- Lane circa 1989
- Born: John Kennedy Oswald February 1, 1964 Akron, Ohio, U.S
- Died: August 11, 2011 (aged 47) Los Angeles, California, U.S.
- Occupations: Singer, songwriter
- Years active: 1982–2011
- Spouse(s): Bobbie Brown ​ ​(m. 1991; div. 1993)​ Rowanne Brewer ​ ​(m. 1996; div. 2005)​ Kimberly Nash ​(m. 2011)​
- Children: 2
- Musical career
- Genres: Glam metal; hard rock; heavy metal;
- Formerly of: Warrant; Saints of the Underground;

= Jani Lane =

American rock singer (1964–2011)

Jani Lane (/ˈdʒeɪni/ JAY-nee; born John Kennedy Oswald; February 1, 1964 – August 11, 2011) was an American singer and the lead vocalist, frontman, lyricist and main songwriter for the glam metal band Warrant. From Hollywood, California, the band experienced success from 1989 to 1996 with five albums reaching international sales of over 10 million. Lane left Warrant in 2004 and again in 2008 after a brief reunion. Lane also released a solo album, Back Down to One, in 2003, and the album Love the Sin, Hate the Sinner with a new group, Saints of the Underground, in 2008. Lane contributed lead vocals and songwriting to various projects throughout his career.

== Early life and career ==
Lane was born John Kennedy Oswald (later changed to John Patrick Oswald), on February 1, 1964, in Akron, Ohio to Robert and Eileen Oswald. He was raised in Brimfield with four older siblings: sisters Marcine Williams, Michelle Robinson and Victoria Ley, plus older brother Eric, already an accomplished guitarist. With sisters Micki and Vicky and brother Eric harmonizing and playing guitar, Lane taught himself to play drums, guitar and piano by ear by age five. He grew up listening to Cleveland rock station WMMS (100.7 FM "The Buzzard") and was introduced to a variety of music by his older siblings.

With connections from his brother Eric around the music scene (and with his parents' help), Lane made a name for himself at a very young age. He played drums under the pseudonym "Mitch Dynamite" in clubs by age 11 especially with a local band "Pokerface." By that time, his siblings had left for college or marriage. Lane's father "Ozzie" continued to network with local bands and club owners to help promote Jani's musical talent in pursuit of his dream. Lane graduated from Field High School in Brimfield in 1982.

Lane is credited as the vocalist/drummer on Warrant's Latest and Greatest CD. Throughout his career, Lane would sometimes play drums/acoustic guitar and piano with his band and played the drums in various formats and gigs with other musicians.

INFORMATION SHOWN -
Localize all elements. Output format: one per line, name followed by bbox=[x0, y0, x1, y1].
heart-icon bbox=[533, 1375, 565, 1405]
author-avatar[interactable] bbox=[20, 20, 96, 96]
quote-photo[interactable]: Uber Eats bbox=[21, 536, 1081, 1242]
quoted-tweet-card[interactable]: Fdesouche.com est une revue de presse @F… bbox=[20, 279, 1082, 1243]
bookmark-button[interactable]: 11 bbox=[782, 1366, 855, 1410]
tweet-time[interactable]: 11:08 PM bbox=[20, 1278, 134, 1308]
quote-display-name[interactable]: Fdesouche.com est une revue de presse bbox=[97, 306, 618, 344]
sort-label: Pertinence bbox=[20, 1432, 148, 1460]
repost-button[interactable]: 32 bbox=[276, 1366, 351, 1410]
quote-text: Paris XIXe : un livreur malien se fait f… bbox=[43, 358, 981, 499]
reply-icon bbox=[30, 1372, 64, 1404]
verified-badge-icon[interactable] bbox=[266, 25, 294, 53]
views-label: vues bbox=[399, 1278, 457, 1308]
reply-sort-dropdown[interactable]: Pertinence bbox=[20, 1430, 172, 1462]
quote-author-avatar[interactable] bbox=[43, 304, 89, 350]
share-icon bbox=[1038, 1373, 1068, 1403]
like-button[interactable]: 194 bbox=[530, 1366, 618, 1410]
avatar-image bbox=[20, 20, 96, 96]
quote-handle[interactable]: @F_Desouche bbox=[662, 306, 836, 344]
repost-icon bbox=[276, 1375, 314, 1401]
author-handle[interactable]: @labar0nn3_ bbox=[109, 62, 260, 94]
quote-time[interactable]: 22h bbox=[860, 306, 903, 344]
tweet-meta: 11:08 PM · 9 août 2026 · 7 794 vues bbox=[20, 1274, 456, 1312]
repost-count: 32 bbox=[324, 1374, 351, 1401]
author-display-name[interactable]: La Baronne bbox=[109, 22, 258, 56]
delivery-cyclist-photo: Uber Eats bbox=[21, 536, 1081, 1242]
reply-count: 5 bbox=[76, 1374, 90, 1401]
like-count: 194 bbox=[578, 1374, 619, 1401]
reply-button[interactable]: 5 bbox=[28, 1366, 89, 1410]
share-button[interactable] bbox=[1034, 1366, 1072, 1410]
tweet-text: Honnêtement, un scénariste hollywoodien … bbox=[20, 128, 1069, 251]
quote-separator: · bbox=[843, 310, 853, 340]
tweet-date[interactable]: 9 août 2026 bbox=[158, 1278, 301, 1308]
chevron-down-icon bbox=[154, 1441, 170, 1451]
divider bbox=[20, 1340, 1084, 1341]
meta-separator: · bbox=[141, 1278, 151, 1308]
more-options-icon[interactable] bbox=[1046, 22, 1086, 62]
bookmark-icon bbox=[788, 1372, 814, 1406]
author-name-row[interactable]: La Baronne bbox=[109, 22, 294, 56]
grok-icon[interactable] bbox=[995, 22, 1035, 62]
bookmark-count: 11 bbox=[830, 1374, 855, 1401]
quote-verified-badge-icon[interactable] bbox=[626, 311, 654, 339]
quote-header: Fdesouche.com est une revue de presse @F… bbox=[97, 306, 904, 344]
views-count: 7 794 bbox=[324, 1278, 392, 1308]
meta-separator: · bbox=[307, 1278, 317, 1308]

TASK 1 -
From the Jani Lane biography, copy the passage that starts with "- Occupations: Singer, songwriter" and goes on through "rock singer (1964–2011)".
TASK 2 -
Translate this sentence from the Jani Lane biography into Spanish: "Lane graduated from Field High School in Brimfield in 1982."
The records can be set aside.

FINAL ANSWER 1 -
- Occupations: Singer, songwriter
- Years active: 1982–2011
- Spouse(s): Bobbie Brown ​ ​(m. 1991; div. 1993)​ Rowanne Brewer ​ ​(m. 1996; div. 2005)​ Kimberly Nash ​(m. 2011)​
- Children: 2
- Musical career
- Genres: Glam metal; hard rock; heavy metal;
- Formerly of: Warrant; Saints of the Underground;

= Jani Lane =

American rock singer (1964–2011)

FINAL ANSWER 2 -
Lane se graduó de la Field High School en Brimfield en 1982.